____ PROVIDED ENTRIES
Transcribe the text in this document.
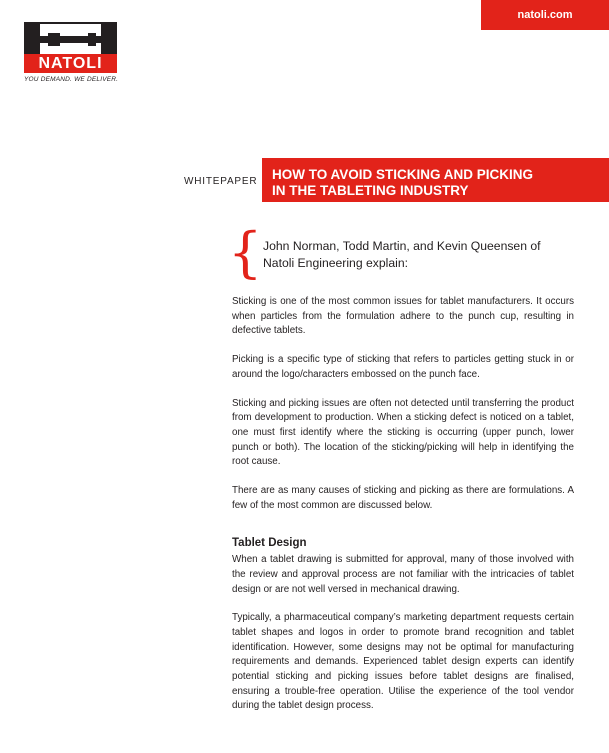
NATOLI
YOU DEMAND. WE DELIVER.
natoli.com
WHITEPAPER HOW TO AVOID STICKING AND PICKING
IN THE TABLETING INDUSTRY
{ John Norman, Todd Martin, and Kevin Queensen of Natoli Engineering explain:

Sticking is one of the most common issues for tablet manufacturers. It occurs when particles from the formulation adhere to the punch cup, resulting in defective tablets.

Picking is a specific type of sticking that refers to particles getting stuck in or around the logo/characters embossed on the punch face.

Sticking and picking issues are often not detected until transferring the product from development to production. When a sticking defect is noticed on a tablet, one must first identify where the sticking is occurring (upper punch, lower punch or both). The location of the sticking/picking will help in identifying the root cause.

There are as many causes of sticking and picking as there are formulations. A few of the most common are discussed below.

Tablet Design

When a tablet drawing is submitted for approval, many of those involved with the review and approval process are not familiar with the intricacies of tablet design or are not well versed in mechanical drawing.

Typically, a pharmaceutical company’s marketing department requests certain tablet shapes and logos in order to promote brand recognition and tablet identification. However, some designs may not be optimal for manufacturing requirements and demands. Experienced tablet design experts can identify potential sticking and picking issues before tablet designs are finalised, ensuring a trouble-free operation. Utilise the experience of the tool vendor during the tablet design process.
________
____ PROVIDED ENTRIES
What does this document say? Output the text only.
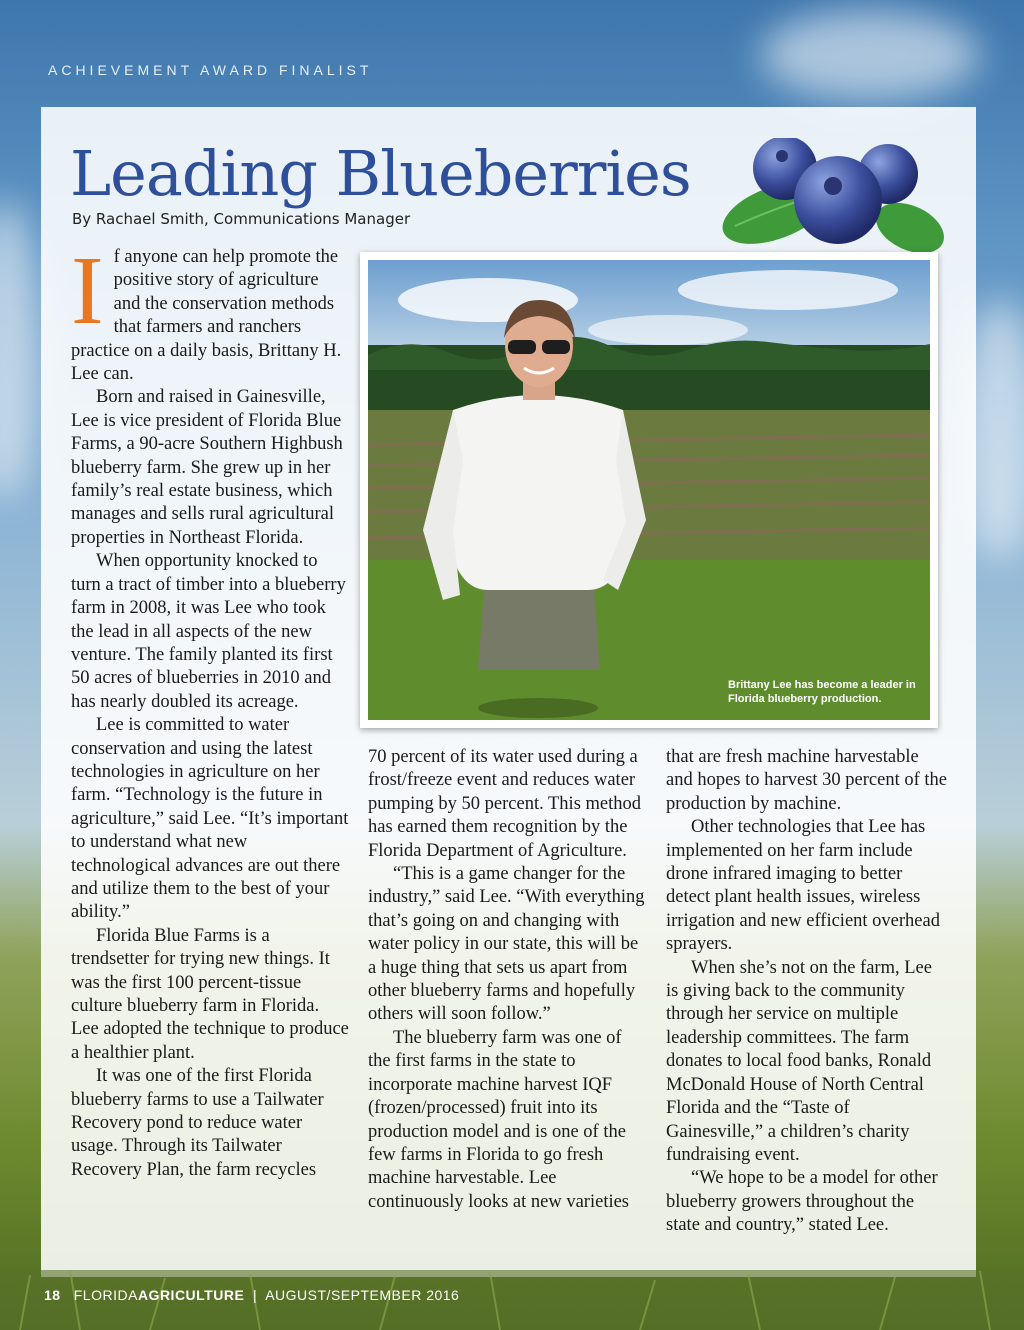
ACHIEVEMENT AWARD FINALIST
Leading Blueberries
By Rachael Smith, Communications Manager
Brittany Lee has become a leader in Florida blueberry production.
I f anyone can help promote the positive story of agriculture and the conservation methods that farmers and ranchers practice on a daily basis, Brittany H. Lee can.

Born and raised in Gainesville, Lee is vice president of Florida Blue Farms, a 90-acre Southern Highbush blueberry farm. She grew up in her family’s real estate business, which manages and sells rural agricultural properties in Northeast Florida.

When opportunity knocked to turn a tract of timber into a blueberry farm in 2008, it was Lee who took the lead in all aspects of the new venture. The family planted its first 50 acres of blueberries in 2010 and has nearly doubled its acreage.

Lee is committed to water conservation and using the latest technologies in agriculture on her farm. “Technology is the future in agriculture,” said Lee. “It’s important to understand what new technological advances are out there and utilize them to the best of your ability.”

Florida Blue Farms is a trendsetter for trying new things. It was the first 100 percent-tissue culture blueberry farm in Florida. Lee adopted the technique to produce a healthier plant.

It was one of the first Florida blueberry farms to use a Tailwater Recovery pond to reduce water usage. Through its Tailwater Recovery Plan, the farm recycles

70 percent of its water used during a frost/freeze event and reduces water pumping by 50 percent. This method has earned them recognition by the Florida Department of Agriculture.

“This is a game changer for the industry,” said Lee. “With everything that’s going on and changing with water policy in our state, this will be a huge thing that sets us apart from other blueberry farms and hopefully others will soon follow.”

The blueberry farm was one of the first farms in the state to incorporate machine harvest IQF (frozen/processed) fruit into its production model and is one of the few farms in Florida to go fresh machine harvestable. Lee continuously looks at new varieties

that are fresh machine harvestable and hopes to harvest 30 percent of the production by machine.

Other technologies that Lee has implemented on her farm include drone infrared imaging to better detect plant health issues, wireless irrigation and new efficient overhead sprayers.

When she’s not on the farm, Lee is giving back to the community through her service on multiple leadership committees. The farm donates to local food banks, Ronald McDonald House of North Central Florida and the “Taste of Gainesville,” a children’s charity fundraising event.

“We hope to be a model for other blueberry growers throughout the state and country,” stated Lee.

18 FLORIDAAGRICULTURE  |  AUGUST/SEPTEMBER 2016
________
____ PROVIDED ENTRIES
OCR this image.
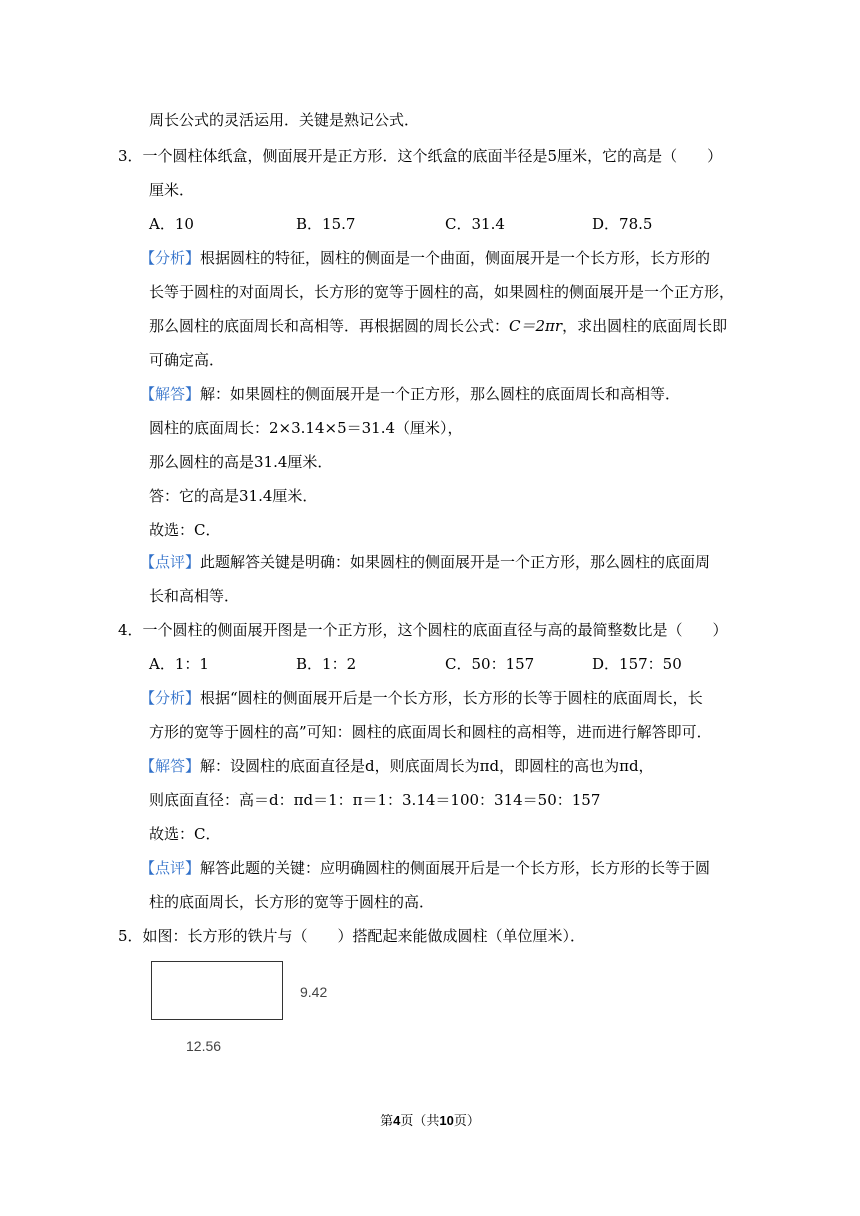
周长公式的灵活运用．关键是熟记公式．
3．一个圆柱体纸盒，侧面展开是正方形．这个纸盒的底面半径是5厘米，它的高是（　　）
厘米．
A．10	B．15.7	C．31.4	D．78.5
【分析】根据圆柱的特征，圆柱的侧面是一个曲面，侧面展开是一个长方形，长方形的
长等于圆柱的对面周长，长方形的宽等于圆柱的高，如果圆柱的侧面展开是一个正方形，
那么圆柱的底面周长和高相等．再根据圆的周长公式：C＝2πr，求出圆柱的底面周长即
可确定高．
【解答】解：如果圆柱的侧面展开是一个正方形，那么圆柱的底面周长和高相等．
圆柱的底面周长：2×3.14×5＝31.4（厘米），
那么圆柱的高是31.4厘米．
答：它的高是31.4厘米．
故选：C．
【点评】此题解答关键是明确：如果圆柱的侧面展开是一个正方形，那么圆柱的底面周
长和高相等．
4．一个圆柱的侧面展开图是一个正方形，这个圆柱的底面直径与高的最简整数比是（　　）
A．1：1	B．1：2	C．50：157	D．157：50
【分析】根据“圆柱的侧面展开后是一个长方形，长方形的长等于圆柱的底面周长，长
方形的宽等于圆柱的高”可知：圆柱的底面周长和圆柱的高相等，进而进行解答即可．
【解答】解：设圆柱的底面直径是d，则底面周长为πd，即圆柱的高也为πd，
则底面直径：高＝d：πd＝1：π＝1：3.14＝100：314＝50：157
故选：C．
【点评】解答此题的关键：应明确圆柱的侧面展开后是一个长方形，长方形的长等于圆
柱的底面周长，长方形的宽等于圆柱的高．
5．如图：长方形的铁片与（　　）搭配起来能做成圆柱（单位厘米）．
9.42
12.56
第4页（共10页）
________
:: WRITTEN PROBLEM ::
Take every line containing the word "Brittany" and copy it.

:: RESPONSE TO THIS TASK ::
Brittany Lee has become a leader in Florida blueberry production.
I f anyone can help promote the positive story of agriculture and the conservation methods that farmers and ranchers practice on a daily basis, Brittany H. Lee can.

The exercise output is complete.